• TASKS FOR THIS EXERCISE:
1. Rewrite the paragraph of the Bagram bombing article that begins "NATO and American forces knew" in shorter form, keeping its main facts.
2. Carry on the Bagram bombing article with the next part, starting after its last paragraph.

• GIVEN TEXT:
U.S. Knew of Threats as Cheney Visited Base
New York Times | March 1, 2007
ABDUL WAHEED WAFA and CARLOTTA GALL
NATO and American forces knew that a suicide bomber was at large in the Bagram area before the suicide bomb attack on Tuesday that killed 23 people at the main gate of the United States air base where Vice President Dick Cheney was staying, a NATO spokesman said Wednesday. But despite the vice president's presence, the Afghan police chief in the area said he had not been informed of the possible threat.
“We know for a fact that there has been recent intelligence to suggest that there was the threat of a bombing in the Bagram area,” the spokesman, Col. Tom Collins, said at a news briefing in Kabul.
“It is clear there are suicide bombers' cells operating in this country,” he said. “There are some operating in the city of Kabul and, as our intelligence suggests, they had the capability in the Bagram area.”
The Afghan police chief of Bagram district, Muhammad Salem Ehsas, said Wednesday that he had been unaware of any threat of a suicide bomber in the area, suggesting a lack of coordination between the security forces on the ground even while Mr. Cheney was present.

(Bounding box prediction data)
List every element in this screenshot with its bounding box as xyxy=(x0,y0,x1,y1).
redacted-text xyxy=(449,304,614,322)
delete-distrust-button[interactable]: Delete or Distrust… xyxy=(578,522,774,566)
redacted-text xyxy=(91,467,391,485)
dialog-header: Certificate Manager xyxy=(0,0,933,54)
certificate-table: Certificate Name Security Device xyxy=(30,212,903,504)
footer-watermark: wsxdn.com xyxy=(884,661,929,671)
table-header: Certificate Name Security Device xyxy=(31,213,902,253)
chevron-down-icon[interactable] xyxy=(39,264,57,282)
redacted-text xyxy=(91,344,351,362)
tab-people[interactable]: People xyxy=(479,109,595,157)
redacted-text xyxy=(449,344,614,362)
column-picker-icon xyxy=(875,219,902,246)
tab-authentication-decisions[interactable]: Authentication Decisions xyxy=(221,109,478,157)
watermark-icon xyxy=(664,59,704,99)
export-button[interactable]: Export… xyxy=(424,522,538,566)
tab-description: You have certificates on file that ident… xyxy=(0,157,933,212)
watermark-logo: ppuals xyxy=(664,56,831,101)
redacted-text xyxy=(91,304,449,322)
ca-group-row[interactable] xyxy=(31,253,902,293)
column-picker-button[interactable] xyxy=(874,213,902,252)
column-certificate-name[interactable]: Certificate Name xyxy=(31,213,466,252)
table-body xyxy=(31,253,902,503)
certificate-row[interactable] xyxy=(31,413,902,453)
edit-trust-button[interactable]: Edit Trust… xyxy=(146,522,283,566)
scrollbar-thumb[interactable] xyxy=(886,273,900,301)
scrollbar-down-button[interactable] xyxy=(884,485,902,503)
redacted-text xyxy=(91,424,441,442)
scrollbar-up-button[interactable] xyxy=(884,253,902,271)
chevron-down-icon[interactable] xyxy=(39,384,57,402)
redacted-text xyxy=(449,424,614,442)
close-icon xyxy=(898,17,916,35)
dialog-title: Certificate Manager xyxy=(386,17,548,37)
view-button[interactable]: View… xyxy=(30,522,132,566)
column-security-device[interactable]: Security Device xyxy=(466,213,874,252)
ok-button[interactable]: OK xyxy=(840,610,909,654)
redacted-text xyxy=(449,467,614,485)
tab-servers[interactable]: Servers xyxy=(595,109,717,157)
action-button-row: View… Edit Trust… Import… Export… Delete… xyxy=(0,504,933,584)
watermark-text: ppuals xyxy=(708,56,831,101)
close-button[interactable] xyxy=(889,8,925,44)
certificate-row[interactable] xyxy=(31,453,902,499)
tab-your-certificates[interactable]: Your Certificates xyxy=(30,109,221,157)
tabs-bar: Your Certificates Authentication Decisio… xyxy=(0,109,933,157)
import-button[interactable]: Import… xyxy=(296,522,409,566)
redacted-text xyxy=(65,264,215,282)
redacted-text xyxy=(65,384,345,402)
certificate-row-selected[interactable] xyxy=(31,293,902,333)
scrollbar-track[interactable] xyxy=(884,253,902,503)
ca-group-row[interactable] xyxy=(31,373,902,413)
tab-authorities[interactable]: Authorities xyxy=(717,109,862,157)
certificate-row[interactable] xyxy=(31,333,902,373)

• ANSWERS TO THE EXERCISE:
1. A NATO spokesman said Wednesday that NATO and American forces knew a suicide bomber was at large in the Bagram area before Tuesday's attack. The bombing at the main gate of the U.S. air base where Vice President Dick Cheney was staying killed 23 people. The area's Afghan police chief, however, said no one had told him of the possible threat.

2.
Afghan police officers guard the outer gate at the Bagram air base, and it is possible that they let the bomber through to the second gate, which is operated by American soldiers and other members of the international military force. Commander Ehsas said it was also possible that the bomber gained access to the American gate through the residential areas near the base.
At least 19 Afghan workers, including a 12-year-old boy, were killed in the blast, as were a South Korean soldier, an American soldier, an American civilian contractor and the bomber, the military said in a statement. Many of the workers were lined up outside the gate, waiting to clear the security checkpoint before going to work inside.
Mr. Cheney spent the night at Bagram unexpectedly after heavy snow prevented him from getting to a meeting with President Hamid Karzai at the presidential palace in Kabul. Mr. Cheney was at the base when the bomber struck at 10 a.m. Tuesday, but he continued on to Kabul to meet President Karzai at midday as planned.
The Taliban claimed responsibility for the blast and said it had been aimed at Mr. Cheney, and even named the bomber, saying he came from Logar, a province south of the capital, Kabul. But Colonel Collins said that their claim was “absurd” and that the timing of the bombing could have been just a coincidence.
“Their claim is simply going for more psychological impact on the population,” he said. “Clearly what they have done here is simply killing more innocent people.”
Afghanistan has been hit by more than 100 suicide bombings in the past year, and many have appeared to be opportunistic attacks, where the bombers had been walking, loitering or driving around looking for a target, usually a foreign military convoy. Others have approached military bases and government buildings on foot and set off their explosion at an entrance.
The American military is conducting the investigation of the bomb blast, said Colonel Collins, the spokesman for the NATO-led International Security Assistance Force, or ISAF.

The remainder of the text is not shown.